[Exercise]
Read through the records below and copy each line that uses the word "Host".
#### Material provided ####
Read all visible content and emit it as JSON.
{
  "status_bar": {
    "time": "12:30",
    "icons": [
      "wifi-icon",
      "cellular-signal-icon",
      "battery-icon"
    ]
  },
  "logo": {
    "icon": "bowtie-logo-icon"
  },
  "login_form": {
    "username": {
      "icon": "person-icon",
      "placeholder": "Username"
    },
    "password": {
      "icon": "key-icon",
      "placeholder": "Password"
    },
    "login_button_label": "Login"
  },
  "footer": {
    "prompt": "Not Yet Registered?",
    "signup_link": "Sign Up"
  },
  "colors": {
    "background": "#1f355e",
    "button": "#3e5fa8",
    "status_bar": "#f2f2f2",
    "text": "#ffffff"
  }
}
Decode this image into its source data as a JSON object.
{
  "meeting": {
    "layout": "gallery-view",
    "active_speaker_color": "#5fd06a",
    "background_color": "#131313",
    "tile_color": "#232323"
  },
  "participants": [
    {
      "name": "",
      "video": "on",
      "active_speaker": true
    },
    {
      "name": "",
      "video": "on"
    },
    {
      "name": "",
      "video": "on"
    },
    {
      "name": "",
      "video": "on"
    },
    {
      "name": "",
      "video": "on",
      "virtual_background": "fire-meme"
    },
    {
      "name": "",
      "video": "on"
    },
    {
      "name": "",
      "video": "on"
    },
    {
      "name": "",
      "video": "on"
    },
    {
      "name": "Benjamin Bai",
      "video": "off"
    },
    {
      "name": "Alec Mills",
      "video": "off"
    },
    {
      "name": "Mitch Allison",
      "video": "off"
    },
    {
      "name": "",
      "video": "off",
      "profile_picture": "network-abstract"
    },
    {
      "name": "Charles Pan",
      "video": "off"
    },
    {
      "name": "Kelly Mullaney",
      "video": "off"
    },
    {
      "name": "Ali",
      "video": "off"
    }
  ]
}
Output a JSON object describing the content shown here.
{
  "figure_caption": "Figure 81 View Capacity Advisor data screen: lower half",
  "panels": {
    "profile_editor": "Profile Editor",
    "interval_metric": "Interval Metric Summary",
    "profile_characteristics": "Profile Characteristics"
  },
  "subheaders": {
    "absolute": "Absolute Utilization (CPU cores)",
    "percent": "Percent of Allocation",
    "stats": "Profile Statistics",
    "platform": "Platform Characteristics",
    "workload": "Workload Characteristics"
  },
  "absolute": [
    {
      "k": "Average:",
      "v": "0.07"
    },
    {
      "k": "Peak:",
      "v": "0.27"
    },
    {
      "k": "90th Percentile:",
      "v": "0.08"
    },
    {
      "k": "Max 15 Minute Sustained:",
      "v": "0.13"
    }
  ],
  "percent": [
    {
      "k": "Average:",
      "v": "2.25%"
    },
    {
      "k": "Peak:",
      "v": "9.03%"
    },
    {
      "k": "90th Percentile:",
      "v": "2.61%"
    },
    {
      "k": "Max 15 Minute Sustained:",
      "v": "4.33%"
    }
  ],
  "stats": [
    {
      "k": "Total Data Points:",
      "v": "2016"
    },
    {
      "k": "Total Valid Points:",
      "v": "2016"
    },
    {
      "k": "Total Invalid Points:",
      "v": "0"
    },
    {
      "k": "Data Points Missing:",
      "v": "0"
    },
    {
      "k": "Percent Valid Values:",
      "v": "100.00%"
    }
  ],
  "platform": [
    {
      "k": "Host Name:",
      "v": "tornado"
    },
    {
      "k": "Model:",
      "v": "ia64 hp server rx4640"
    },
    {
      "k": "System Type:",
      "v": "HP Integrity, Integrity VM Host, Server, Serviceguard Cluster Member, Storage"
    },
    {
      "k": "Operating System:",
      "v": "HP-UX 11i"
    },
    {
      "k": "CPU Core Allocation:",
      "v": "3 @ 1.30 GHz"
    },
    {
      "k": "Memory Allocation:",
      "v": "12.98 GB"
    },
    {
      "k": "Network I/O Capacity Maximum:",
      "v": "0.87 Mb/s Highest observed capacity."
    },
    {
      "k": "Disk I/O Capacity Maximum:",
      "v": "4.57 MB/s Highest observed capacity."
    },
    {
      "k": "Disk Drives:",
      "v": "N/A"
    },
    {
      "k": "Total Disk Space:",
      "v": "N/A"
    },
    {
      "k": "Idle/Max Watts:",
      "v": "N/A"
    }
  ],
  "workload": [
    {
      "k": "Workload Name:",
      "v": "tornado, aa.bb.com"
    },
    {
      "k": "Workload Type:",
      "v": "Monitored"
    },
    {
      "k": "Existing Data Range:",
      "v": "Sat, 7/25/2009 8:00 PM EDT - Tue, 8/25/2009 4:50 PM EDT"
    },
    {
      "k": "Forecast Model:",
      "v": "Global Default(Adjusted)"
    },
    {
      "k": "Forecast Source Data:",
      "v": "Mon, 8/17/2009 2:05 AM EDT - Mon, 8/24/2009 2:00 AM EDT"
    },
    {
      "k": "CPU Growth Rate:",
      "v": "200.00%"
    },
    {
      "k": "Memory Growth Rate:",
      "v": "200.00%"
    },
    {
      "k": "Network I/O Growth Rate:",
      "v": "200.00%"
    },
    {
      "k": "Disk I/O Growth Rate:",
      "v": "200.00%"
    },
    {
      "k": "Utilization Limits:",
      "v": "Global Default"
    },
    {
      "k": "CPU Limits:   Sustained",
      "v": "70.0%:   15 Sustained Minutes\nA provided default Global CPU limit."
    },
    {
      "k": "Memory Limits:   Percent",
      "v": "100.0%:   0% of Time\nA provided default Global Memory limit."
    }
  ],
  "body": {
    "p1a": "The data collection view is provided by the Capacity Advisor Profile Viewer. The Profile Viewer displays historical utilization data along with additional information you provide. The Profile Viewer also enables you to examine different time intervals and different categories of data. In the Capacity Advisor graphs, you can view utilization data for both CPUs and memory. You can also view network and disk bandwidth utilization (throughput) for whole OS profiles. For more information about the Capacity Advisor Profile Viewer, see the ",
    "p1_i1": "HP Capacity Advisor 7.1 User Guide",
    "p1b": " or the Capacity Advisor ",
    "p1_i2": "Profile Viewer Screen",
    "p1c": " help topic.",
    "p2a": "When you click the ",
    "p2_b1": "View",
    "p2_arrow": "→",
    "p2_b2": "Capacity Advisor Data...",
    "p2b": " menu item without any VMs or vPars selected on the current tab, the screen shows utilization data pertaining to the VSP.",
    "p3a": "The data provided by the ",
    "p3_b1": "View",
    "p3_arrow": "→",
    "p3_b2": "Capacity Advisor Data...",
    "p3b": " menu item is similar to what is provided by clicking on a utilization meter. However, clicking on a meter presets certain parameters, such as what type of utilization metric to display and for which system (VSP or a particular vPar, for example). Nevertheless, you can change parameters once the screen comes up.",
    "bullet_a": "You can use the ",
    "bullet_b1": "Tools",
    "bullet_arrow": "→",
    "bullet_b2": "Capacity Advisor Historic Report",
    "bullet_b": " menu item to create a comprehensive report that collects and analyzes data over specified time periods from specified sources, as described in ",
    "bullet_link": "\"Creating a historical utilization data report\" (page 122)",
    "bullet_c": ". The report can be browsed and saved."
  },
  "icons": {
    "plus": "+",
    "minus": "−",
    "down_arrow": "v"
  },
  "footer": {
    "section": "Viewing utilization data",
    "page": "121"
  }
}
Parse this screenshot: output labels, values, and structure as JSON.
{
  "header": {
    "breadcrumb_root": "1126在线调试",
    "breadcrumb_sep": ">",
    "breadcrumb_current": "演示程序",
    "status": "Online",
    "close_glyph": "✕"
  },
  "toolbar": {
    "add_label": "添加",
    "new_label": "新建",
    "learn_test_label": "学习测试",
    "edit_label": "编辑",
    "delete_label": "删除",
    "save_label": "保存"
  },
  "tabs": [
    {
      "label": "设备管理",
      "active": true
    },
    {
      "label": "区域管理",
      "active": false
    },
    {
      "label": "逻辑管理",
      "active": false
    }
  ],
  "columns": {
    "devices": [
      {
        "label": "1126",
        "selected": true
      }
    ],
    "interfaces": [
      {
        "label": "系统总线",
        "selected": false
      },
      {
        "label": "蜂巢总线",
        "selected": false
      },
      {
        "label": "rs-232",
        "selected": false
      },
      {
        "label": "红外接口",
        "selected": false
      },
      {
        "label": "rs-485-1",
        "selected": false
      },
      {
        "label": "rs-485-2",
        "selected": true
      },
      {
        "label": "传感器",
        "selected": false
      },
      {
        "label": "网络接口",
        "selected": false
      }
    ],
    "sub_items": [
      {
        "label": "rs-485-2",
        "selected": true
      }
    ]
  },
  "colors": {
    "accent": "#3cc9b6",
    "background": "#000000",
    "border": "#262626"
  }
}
####
[Finished answer]
      "k": "Host Name:",
      "v": "HP Integrity, Integrity VM Host, Server, Serviceguard Cluster Member, Storage"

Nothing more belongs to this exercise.